__Provided passage__
◆ ◆ ◆
Two S-Pol deployments near mountain ranges—the Alps in 1999 and the Oregon Cascades in 2001—helped Robert Houze (University of Washington) examine how mountain barriers influence fronts. S-Pol tracked the evolution of ice particles created as air is forced up a mountain range, with the particles eventually melting out as rain. At both sites, the polarimetric and wind data revealed that this process boosted precipitation in both stable and unstable air, but through different mechanisms for the two kinds of air masses.
“S-Pol has been groundbreaking in this work,” says Houze. Later this year, he and Rutledge will be taking S-Pol to the Maldives to study how tropical clouds impact large-scale climate variations emanating from the tropics. The project is called DYNAMO (Dynamics of the Madden-Julian Oscillation).
While putting S-Pol on the road, NCAR has also teamed with NSSL on various improvements to the software that processes dual-pol signals. These innovations include a phase-coding algorithm that allows radars to capture usable signals from as far as 260 kilometers (160 miles), nearly twice as far as before.
◆ ◆ ◆
Extracted data entries
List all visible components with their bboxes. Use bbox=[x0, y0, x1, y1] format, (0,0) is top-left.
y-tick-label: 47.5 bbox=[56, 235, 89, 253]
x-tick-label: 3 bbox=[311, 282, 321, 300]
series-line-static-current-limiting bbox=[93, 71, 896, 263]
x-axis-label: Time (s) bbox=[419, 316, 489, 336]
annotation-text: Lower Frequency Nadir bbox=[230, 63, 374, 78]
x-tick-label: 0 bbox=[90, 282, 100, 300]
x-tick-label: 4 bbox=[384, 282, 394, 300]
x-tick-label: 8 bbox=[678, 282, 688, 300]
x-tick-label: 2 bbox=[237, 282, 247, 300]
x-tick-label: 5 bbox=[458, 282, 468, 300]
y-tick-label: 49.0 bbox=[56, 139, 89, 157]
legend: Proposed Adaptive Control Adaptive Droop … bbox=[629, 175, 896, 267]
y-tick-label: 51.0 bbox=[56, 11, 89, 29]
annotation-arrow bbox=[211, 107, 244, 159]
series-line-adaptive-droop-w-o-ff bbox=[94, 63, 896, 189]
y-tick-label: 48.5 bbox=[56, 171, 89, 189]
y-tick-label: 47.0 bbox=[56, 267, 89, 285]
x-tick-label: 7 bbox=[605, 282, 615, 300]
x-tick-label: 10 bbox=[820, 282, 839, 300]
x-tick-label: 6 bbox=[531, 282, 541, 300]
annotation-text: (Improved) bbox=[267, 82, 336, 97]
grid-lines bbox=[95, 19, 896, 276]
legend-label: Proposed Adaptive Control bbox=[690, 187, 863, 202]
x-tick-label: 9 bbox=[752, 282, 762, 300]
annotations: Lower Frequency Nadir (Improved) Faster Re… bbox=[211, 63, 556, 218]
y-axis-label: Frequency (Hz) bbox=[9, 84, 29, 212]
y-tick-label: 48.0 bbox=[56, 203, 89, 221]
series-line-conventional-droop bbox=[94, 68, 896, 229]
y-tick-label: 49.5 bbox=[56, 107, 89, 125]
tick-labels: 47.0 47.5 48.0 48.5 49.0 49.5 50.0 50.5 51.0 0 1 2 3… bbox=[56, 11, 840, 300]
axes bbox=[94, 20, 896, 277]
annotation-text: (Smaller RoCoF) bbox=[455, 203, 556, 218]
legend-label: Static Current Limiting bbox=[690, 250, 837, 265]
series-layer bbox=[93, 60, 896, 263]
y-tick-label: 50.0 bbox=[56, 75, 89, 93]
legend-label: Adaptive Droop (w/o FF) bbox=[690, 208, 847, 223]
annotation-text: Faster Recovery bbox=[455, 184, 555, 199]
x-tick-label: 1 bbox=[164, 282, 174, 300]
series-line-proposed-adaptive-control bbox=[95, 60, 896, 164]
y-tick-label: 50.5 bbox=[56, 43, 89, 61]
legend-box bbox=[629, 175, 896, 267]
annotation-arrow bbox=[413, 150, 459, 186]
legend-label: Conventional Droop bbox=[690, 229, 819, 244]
◆ ◆ ◆
__Description of the task__
From the passage on the S-Pol radar, write out the text between "Two S-Pol deployments" and "the Madden-Julian Oscillation).", inclusive.

__Answer for the task__
Two S-Pol deployments near mountain ranges—the Alps in 1999 and the Oregon Cascades in 2001—helped Robert Houze (University of Washington) examine how mountain barriers influence fronts. S-Pol tracked the evolution of ice particles created as air is forced up a mountain range, with the particles eventually melting out as rain. At both sites, the polarimetric and wind data revealed that this process boosted precipitation in both stable and unstable air, but through different mechanisms for the two kinds of air masses.
“S-Pol has been groundbreaking in this work,” says Houze. Later this year, he and Rutledge will be taking S-Pol to the Maldives to study how tropical clouds impact large-scale climate variations emanating from the tropics. The project is called DYNAMO (Dynamics of the Madden-Julian Oscillation).